• [Data to process]:
>> begin
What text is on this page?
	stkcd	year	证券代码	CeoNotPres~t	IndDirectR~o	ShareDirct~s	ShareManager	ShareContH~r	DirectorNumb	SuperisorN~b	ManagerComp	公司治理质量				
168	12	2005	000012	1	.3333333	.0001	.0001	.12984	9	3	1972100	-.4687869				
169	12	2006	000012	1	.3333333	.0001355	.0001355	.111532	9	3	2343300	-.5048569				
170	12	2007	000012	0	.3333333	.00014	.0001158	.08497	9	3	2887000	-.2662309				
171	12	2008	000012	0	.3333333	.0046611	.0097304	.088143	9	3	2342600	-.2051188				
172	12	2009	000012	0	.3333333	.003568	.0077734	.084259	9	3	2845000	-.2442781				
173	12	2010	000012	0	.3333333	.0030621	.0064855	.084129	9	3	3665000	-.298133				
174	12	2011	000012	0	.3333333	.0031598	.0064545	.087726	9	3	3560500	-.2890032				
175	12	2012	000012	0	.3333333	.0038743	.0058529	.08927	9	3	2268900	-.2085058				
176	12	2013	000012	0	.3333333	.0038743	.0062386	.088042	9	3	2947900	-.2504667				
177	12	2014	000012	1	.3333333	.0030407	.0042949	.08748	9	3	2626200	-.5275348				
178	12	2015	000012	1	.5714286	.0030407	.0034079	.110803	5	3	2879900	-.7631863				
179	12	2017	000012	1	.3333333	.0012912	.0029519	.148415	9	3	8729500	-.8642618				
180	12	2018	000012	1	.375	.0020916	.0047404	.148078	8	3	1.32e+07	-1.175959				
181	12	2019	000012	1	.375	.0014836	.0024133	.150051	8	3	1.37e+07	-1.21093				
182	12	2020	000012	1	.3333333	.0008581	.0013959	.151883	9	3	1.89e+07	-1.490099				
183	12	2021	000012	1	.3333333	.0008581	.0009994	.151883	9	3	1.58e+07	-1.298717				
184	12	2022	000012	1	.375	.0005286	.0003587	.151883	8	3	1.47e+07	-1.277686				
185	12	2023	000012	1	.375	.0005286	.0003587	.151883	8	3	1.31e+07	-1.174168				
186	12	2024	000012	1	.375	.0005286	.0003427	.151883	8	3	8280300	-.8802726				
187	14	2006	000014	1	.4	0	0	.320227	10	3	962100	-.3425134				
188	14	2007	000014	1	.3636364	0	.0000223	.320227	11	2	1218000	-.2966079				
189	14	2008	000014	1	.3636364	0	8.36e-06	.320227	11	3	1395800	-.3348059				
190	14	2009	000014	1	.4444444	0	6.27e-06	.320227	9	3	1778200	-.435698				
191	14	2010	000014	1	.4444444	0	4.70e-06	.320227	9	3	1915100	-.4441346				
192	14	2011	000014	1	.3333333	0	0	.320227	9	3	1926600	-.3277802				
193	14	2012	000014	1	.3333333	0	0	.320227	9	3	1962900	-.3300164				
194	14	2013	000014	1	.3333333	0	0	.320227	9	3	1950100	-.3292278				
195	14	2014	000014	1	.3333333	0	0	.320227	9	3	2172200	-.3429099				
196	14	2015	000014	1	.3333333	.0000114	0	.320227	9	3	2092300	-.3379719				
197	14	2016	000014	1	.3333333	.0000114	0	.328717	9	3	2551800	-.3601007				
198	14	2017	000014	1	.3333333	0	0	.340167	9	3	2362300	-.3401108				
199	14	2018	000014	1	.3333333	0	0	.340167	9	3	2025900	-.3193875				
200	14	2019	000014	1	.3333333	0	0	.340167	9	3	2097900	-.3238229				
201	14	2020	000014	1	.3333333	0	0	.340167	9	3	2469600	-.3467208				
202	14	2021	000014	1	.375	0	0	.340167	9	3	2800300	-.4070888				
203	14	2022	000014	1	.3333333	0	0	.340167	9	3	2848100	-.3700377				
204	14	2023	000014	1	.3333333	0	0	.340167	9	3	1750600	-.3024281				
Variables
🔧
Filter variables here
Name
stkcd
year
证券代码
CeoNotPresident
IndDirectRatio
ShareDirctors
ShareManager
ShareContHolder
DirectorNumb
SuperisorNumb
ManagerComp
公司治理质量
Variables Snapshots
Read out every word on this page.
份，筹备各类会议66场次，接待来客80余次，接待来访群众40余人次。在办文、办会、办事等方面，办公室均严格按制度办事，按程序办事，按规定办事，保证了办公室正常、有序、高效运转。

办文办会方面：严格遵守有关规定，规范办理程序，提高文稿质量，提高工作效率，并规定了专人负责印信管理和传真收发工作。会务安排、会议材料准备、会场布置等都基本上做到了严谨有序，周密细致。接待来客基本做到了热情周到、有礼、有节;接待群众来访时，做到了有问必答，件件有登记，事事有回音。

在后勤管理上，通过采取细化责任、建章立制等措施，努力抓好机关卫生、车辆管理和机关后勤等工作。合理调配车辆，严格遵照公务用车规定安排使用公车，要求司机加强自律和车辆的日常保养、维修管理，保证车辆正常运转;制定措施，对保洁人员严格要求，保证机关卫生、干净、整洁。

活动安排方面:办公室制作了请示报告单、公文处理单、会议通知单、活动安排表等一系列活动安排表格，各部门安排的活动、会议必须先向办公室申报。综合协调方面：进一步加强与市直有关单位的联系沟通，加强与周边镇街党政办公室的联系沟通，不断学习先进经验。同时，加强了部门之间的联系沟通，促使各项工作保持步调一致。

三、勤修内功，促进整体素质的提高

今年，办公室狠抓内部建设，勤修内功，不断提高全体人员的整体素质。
>> end
• [Work to complete]:
State how many lines in the records above contain the word "DirectorNumb", and give only that number.

• [The response]:
2